-- start --

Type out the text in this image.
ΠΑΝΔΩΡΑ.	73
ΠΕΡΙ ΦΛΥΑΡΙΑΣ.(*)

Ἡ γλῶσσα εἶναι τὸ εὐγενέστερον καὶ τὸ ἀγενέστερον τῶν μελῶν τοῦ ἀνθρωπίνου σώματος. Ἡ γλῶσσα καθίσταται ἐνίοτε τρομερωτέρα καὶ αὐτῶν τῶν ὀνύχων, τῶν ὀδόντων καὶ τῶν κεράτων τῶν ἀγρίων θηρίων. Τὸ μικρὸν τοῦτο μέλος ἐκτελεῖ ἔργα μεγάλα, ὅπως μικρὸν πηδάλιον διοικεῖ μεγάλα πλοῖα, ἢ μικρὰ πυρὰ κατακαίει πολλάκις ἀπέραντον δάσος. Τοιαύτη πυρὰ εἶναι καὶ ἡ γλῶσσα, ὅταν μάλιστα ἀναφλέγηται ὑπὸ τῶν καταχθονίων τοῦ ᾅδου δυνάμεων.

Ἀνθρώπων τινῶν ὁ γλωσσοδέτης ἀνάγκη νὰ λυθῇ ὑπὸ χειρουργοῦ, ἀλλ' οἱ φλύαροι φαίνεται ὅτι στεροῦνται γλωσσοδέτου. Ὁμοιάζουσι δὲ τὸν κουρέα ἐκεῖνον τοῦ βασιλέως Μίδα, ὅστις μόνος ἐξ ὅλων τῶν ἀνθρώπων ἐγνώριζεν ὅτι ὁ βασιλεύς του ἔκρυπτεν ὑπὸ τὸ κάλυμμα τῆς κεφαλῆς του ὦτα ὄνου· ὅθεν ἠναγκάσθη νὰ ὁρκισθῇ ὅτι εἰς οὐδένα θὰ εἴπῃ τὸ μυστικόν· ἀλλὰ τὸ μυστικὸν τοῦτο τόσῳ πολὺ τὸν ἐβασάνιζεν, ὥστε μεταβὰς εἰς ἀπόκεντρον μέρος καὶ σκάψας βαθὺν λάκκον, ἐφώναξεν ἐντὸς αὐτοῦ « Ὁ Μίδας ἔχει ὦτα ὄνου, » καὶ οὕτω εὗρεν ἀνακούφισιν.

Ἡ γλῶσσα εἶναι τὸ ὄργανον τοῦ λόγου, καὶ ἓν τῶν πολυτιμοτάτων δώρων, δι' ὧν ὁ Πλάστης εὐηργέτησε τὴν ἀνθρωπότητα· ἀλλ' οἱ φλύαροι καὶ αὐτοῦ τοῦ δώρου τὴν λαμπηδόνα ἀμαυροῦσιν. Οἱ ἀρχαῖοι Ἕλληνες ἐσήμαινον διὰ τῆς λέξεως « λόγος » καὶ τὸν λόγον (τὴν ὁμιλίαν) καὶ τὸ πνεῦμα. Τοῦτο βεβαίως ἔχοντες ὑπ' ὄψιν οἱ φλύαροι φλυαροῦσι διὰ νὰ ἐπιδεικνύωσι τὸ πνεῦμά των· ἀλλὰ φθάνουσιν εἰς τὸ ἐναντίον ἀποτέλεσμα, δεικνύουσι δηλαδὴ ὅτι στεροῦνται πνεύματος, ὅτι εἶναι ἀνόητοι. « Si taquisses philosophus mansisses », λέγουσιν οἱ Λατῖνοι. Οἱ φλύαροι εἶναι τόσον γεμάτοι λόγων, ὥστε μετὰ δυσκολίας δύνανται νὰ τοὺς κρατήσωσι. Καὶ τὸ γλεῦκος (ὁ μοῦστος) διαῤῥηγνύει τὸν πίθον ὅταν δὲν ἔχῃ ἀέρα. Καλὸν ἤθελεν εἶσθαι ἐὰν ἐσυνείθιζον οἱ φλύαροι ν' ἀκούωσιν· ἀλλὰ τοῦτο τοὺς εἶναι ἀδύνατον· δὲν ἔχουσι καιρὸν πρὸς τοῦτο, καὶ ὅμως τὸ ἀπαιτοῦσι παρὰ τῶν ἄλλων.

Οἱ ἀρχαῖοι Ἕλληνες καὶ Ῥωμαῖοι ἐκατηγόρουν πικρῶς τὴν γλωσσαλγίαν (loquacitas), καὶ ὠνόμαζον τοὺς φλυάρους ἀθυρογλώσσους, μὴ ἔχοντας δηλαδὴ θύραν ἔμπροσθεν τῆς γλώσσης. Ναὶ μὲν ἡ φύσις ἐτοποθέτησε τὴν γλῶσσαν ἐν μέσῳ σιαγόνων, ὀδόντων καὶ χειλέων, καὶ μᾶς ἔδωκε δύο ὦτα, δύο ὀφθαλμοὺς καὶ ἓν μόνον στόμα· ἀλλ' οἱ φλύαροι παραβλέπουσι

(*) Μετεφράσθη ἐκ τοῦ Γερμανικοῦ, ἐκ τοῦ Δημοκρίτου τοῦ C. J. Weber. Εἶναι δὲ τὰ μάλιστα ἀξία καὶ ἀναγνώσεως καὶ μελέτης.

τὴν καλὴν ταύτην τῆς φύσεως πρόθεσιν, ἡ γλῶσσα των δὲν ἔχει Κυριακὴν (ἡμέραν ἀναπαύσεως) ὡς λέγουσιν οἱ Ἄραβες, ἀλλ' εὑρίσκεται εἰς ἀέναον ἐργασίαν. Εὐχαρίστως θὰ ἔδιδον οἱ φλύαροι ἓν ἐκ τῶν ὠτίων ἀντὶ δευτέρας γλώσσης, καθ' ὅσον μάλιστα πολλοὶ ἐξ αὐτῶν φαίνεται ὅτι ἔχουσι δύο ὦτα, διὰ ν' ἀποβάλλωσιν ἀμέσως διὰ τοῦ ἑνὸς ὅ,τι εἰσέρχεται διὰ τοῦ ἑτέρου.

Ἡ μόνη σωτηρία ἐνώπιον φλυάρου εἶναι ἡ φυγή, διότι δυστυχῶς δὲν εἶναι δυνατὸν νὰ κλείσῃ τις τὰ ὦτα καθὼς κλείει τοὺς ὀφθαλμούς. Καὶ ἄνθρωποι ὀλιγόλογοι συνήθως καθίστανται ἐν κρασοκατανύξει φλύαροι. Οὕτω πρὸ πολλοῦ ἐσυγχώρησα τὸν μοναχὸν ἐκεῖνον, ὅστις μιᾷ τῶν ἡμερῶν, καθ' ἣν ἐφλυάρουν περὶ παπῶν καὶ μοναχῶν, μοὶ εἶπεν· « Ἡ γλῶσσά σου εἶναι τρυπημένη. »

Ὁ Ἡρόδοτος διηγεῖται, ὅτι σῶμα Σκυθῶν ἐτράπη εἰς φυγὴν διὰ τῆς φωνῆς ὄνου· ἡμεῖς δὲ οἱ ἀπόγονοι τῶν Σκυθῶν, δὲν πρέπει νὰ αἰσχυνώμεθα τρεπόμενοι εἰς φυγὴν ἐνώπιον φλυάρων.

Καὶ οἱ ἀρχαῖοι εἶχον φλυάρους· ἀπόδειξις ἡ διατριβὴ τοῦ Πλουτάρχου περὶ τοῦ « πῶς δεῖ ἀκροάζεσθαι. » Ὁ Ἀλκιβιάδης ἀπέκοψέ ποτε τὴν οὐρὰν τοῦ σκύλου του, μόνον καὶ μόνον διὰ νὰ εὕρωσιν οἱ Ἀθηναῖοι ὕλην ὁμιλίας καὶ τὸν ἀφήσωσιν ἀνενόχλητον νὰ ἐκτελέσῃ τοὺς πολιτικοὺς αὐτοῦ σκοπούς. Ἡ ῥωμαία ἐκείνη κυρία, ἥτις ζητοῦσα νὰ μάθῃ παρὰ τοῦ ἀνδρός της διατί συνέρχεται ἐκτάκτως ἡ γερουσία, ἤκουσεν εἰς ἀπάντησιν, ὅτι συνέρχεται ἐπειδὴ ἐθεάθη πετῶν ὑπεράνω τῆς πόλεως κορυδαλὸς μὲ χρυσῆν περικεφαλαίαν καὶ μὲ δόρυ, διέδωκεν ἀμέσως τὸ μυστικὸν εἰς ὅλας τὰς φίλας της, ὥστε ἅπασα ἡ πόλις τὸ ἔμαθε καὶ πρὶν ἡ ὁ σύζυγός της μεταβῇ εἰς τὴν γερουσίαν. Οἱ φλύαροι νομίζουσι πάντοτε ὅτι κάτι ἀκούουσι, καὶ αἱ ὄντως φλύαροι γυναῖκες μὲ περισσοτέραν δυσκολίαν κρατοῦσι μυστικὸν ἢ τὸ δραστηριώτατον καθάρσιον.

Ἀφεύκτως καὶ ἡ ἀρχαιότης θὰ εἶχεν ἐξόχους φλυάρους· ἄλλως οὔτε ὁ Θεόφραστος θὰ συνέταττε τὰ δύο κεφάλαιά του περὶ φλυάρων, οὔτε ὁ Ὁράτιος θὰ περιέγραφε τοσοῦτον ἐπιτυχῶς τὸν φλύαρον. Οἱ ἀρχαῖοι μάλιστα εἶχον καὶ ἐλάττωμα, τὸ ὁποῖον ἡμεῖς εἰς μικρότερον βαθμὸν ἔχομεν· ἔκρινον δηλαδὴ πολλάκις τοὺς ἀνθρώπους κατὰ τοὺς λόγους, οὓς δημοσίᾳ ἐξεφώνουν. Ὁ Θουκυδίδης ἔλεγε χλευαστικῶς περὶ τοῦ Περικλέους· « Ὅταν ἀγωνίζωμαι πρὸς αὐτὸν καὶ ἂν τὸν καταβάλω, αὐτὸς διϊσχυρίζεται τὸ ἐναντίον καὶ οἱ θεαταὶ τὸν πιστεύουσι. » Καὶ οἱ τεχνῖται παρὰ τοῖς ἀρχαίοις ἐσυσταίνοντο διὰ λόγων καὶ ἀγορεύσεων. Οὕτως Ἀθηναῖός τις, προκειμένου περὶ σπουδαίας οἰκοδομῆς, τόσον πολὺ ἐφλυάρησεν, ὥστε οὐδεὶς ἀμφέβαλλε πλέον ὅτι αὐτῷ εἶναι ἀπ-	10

-- end --

_WHAT TO WORK ON_: Return from the data every line that holds "ἐνώπιον".

_FINAL RESULT_:
Ἡ μόνη σωτηρία ἐνώπιον φλυάρου εἶναι ἡ φυγή, διότι δυστυχῶς δὲν εἶναι δυνατὸν νὰ κλείσῃ τις τὰ ὦτα καθὼς κλείει τοὺς ὀφθαλμούς. Καὶ ἄνθρωποι ὀλιγόλογοι συνήθως καθίστανται ἐν κρασοκατανύξει φλύαροι. Οὕτω πρὸ πολλοῦ ἐσυγχώρησα τὸν μοναχὸν ἐκεῖνον, ὅστις μιᾷ τῶν ἡμερῶν, καθ' ἣν ἐφλυάρουν περὶ παπῶν καὶ μοναχῶν, μοὶ εἶπεν· « Ἡ γλῶσσά σου εἶναι τρυπημένη. »
Ὁ Ἡρόδοτος διηγεῖται, ὅτι σῶμα Σκυθῶν ἐτράπη εἰς φυγὴν διὰ τῆς φωνῆς ὄνου· ἡμεῖς δὲ οἱ ἀπόγονοι τῶν Σκυθῶν, δὲν πρέπει νὰ αἰσχυνώμεθα τρεπόμενοι εἰς φυγὴν ἐνώπιον φλυάρων.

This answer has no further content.